• Dataset extract:
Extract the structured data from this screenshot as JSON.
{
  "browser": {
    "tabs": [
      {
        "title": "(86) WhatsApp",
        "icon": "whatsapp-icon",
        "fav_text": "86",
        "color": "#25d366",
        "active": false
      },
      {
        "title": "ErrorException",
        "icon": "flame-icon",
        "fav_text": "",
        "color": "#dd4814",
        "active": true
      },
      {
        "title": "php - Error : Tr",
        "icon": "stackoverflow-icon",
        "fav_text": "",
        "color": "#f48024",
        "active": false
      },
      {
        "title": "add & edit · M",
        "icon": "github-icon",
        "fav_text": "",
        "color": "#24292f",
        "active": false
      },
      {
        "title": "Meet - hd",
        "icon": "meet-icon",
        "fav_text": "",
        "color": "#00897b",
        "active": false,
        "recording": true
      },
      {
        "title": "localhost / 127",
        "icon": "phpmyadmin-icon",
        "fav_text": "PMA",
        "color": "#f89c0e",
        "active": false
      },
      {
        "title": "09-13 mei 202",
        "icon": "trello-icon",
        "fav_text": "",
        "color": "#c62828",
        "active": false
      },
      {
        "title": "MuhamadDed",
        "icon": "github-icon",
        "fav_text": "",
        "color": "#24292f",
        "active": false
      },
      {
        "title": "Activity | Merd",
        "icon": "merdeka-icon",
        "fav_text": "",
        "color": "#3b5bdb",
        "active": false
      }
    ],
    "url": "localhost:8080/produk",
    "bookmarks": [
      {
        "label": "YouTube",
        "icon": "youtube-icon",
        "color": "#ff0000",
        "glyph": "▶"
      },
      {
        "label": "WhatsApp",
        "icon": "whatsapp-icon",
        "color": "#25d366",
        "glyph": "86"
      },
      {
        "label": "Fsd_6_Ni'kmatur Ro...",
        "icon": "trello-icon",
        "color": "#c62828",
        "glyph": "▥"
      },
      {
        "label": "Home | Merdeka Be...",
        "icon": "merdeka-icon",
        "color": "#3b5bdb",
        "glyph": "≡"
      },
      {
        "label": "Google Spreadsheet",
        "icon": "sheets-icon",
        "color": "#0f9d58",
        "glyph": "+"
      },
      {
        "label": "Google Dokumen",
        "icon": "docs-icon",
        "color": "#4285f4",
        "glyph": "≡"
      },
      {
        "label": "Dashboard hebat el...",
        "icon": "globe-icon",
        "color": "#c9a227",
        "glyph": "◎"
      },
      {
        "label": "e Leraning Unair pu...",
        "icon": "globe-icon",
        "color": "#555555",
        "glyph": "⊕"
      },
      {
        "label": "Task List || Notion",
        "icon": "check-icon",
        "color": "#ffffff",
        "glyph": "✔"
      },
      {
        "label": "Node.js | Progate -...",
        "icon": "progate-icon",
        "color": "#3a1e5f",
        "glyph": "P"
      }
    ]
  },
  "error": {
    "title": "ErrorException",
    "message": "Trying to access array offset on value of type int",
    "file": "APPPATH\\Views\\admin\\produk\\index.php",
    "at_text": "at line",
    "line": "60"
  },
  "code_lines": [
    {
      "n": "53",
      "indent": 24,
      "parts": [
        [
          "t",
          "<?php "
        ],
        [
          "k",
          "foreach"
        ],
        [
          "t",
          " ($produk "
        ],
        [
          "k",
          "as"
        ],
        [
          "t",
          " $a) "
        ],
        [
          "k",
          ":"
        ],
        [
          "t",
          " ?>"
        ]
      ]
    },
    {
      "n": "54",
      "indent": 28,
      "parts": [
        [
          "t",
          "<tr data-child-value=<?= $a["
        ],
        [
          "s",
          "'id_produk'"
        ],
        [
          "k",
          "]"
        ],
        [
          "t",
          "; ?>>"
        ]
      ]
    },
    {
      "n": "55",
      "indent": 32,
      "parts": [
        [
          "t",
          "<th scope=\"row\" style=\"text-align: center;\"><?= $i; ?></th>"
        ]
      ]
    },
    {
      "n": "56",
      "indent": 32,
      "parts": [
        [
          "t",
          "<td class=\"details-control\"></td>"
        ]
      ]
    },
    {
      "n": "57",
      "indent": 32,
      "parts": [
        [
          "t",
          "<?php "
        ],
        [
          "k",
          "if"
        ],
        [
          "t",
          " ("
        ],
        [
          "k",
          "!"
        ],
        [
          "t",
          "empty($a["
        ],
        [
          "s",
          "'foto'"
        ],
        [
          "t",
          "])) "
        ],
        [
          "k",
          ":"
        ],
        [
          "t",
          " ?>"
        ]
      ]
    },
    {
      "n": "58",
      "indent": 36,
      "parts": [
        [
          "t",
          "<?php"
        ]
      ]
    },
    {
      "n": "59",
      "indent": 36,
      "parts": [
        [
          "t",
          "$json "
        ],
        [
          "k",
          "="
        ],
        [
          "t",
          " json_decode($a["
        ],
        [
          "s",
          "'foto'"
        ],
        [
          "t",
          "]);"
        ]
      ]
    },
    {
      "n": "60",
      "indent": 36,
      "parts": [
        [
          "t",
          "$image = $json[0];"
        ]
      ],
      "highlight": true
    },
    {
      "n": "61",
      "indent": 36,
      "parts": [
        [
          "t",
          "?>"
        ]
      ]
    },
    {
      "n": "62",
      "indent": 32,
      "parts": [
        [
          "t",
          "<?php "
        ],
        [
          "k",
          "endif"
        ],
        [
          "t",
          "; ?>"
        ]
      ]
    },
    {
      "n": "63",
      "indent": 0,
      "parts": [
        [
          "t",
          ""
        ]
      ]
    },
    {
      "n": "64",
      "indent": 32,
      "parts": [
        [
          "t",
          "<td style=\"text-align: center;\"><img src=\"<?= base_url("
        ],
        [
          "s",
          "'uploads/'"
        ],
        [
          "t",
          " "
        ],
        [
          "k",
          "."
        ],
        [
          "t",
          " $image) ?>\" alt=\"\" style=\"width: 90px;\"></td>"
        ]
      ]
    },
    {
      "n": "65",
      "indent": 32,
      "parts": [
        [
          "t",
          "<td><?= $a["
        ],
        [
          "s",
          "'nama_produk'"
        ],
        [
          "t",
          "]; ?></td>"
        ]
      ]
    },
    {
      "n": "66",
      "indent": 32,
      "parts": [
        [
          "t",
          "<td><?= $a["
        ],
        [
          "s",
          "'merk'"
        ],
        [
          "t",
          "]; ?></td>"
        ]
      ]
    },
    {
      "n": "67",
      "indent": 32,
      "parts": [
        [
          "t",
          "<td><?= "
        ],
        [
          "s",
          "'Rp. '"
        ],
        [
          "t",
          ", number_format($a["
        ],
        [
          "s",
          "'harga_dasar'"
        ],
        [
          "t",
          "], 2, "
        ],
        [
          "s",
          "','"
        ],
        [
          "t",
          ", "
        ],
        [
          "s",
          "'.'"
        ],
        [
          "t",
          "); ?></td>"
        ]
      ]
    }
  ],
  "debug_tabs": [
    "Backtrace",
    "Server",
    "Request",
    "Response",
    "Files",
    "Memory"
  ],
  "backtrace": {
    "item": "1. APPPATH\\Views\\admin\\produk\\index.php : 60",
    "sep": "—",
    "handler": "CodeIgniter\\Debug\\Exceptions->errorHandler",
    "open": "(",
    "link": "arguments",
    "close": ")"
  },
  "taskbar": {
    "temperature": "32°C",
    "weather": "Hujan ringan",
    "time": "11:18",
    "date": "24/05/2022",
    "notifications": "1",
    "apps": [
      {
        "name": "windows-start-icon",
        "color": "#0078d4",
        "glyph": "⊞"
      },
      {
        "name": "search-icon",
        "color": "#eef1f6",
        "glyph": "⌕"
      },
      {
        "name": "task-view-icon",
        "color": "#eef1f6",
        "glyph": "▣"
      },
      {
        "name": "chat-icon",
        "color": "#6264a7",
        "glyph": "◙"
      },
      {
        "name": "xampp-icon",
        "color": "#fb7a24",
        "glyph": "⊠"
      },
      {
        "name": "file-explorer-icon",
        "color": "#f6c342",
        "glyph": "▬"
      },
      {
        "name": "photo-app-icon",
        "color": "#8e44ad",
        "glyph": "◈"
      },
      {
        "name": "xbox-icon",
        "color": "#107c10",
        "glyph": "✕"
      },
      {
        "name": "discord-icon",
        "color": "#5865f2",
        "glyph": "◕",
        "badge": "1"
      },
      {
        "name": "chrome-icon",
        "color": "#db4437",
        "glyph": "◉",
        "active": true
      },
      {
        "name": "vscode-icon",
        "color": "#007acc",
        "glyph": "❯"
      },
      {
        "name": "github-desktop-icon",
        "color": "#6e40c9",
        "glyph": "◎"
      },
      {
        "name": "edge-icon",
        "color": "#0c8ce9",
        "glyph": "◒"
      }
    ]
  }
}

• Requirements: Using the records above, list each line that includes "image".

• Written answer:
          "$image = $json[0];"
          " $image) ?>\" alt=\"\" style=\"width: 90px;\"></td>"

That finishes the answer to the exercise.